**** PROVIDED DATA

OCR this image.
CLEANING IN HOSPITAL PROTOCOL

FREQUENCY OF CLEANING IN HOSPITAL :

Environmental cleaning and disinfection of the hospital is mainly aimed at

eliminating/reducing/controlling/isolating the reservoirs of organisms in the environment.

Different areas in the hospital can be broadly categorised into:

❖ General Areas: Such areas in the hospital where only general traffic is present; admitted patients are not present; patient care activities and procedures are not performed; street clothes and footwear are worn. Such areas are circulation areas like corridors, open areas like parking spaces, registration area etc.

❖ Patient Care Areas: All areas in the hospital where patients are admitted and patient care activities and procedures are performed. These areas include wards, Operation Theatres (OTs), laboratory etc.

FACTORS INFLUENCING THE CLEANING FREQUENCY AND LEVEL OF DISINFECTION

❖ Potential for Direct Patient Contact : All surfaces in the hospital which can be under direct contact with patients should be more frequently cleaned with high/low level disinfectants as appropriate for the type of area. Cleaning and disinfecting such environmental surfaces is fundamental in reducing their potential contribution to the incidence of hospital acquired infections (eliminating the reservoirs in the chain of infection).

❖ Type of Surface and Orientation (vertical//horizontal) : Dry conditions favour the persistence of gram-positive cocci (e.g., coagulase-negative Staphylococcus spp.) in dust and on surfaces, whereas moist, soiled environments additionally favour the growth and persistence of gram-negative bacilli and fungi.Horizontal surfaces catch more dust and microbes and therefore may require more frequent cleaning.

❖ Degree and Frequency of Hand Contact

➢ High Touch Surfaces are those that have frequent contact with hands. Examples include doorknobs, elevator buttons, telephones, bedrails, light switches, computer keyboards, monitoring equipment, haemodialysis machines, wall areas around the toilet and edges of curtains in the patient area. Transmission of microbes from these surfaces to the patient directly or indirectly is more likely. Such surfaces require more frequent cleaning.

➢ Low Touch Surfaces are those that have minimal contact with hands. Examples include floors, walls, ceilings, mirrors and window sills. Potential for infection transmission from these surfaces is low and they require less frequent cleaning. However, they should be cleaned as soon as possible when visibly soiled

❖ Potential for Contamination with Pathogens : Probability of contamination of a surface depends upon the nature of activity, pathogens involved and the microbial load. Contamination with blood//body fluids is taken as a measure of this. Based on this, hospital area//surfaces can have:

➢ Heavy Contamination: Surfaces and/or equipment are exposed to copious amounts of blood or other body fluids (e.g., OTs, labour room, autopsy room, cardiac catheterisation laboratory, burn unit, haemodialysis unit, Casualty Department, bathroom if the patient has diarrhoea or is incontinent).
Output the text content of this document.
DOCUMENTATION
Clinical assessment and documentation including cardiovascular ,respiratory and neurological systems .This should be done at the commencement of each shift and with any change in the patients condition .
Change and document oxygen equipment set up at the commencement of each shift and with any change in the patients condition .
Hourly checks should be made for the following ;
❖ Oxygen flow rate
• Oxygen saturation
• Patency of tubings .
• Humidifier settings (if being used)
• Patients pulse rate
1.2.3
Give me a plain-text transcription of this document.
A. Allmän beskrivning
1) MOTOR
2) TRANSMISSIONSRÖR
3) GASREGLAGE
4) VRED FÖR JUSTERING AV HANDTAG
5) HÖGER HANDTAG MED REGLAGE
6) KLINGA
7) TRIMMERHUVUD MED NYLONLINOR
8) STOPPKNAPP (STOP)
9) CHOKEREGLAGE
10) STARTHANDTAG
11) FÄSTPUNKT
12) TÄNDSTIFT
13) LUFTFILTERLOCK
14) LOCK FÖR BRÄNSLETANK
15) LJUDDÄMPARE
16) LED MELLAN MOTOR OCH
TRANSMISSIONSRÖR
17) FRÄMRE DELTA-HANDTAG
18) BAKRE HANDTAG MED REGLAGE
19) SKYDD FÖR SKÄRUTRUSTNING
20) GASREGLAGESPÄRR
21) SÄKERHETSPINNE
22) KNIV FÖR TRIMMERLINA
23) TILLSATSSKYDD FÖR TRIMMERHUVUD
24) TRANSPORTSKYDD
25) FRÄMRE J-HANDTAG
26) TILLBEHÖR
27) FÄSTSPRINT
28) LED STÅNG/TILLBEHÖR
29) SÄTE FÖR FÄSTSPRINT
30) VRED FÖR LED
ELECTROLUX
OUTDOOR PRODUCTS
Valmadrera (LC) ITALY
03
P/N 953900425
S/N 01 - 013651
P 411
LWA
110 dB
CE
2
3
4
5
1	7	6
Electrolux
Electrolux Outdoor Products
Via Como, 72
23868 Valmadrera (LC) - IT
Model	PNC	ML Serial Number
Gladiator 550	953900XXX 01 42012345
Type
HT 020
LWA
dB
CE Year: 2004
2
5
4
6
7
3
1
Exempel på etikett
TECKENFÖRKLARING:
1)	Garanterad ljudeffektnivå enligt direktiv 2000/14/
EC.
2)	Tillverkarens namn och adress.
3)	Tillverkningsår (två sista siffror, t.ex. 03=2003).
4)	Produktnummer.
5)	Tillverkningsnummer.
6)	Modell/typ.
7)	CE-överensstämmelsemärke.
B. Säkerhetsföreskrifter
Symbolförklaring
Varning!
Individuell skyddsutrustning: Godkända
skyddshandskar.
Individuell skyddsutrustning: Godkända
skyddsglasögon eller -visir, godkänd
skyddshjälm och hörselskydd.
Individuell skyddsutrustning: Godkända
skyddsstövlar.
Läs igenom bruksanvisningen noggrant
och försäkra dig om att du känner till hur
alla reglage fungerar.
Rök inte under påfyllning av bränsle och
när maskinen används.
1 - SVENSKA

********

## WHAT THIS TASK INVOLVES
All records shown above are to be given again verbatim.

## ANSWER AREA
OCR this image.
CLEANING IN HOSPITAL PROTOCOL

FREQUENCY OF CLEANING IN HOSPITAL :

Environmental cleaning and disinfection of the hospital is mainly aimed at

eliminating/reducing/controlling/isolating the reservoirs of organisms in the environment.

Different areas in the hospital can be broadly categorised into:

❖ General Areas: Such areas in the hospital where only general traffic is present; admitted patients are not present; patient care activities and procedures are not performed; street clothes and footwear are worn. Such areas are circulation areas like corridors, open areas like parking spaces, registration area etc.

❖ Patient Care Areas: All areas in the hospital where patients are admitted and patient care activities and procedures are performed. These areas include wards, Operation Theatres (OTs), laboratory etc.

FACTORS INFLUENCING THE CLEANING FREQUENCY AND LEVEL OF DISINFECTION

❖ Potential for Direct Patient Contact : All surfaces in the hospital which can be under direct contact with patients should be more frequently cleaned with high/low level disinfectants as appropriate for the type of area. Cleaning and disinfecting such environmental surfaces is fundamental in reducing their potential contribution to the incidence of hospital acquired infections (eliminating the reservoirs in the chain of infection).

❖ Type of Surface and Orientation (vertical//horizontal) : Dry conditions favour the persistence of gram-positive cocci (e.g., coagulase-negative Staphylococcus spp.) in dust and on surfaces, whereas moist, soiled environments additionally favour the growth and persistence of gram-negative bacilli and fungi.Horizontal surfaces catch more dust and microbes and therefore may require more frequent cleaning.

❖ Degree and Frequency of Hand Contact

➢ High Touch Surfaces are those that have frequent contact with hands. Examples include doorknobs, elevator buttons, telephones, bedrails, light switches, computer keyboards, monitoring equipment, haemodialysis machines, wall areas around the toilet and edges of curtains in the patient area. Transmission of microbes from these surfaces to the patient directly or indirectly is more likely. Such surfaces require more frequent cleaning.

➢ Low Touch Surfaces are those that have minimal contact with hands. Examples include floors, walls, ceilings, mirrors and window sills. Potential for infection transmission from these surfaces is low and they require less frequent cleaning. However, they should be cleaned as soon as possible when visibly soiled

❖ Potential for Contamination with Pathogens : Probability of contamination of a surface depends upon the nature of activity, pathogens involved and the microbial load. Contamination with blood//body fluids is taken as a measure of this. Based on this, hospital area//surfaces can have:

➢ Heavy Contamination: Surfaces and/or equipment are exposed to copious amounts of blood or other body fluids (e.g., OTs, labour room, autopsy room, cardiac catheterisation laboratory, burn unit, haemodialysis unit, Casualty Department, bathroom if the patient has diarrhoea or is incontinent).
Output the text content of this document.
DOCUMENTATION
Clinical assessment and documentation including cardiovascular ,respiratory and neurological systems .This should be done at the commencement of each shift and with any change in the patients condition .
Change and document oxygen equipment set up at the commencement of each shift and with any change in the patients condition .
Hourly checks should be made for the following ;
❖ Oxygen flow rate
• Oxygen saturation
• Patency of tubings .
• Humidifier settings (if being used)
• Patients pulse rate
1.2.3
Give me a plain-text transcription of this document.
A. Allmän beskrivning
1) MOTOR
2) TRANSMISSIONSRÖR
3) GASREGLAGE
4) VRED FÖR JUSTERING AV HANDTAG
5) HÖGER HANDTAG MED REGLAGE
6) KLINGA
7) TRIMMERHUVUD MED NYLONLINOR
8) STOPPKNAPP (STOP)
9) CHOKEREGLAGE
10) STARTHANDTAG
11) FÄSTPUNKT
12) TÄNDSTIFT
13) LUFTFILTERLOCK
14) LOCK FÖR BRÄNSLETANK
15) LJUDDÄMPARE
16) LED MELLAN MOTOR OCH
TRANSMISSIONSRÖR
17) FRÄMRE DELTA-HANDTAG
18) BAKRE HANDTAG MED REGLAGE
19) SKYDD FÖR SKÄRUTRUSTNING
20) GASREGLAGESPÄRR
21) SÄKERHETSPINNE
22) KNIV FÖR TRIMMERLINA
23) TILLSATSSKYDD FÖR TRIMMERHUVUD
24) TRANSPORTSKYDD
25) FRÄMRE J-HANDTAG
26) TILLBEHÖR
27) FÄSTSPRINT
28) LED STÅNG/TILLBEHÖR
29) SÄTE FÖR FÄSTSPRINT
30) VRED FÖR LED
ELECTROLUX
OUTDOOR PRODUCTS
Valmadrera (LC) ITALY
03
P/N 953900425
S/N 01 - 013651
P 411
LWA
110 dB
CE
2
3
4
5
1	7	6
Electrolux
Electrolux Outdoor Products
Via Como, 72
23868 Valmadrera (LC) - IT
Model	PNC	ML Serial Number
Gladiator 550	953900XXX 01 42012345
Type
HT 020
LWA
dB
CE Year: 2004
2
5
4
6
7
3
1
Exempel på etikett
TECKENFÖRKLARING:
1)	Garanterad ljudeffektnivå enligt direktiv 2000/14/
EC.
2)	Tillverkarens namn och adress.
3)	Tillverkningsår (två sista siffror, t.ex. 03=2003).
4)	Produktnummer.
5)	Tillverkningsnummer.
6)	Modell/typ.
7)	CE-överensstämmelsemärke.
B. Säkerhetsföreskrifter
Symbolförklaring
Varning!
Individuell skyddsutrustning: Godkända
skyddshandskar.
Individuell skyddsutrustning: Godkända
skyddsglasögon eller -visir, godkänd
skyddshjälm och hörselskydd.
Individuell skyddsutrustning: Godkända
skyddsstövlar.
Läs igenom bruksanvisningen noggrant
och försäkra dig om att du känner till hur
alla reglage fungerar.
Rök inte under påfyllning av bränsle och
när maskinen används.
1 - SVENSKA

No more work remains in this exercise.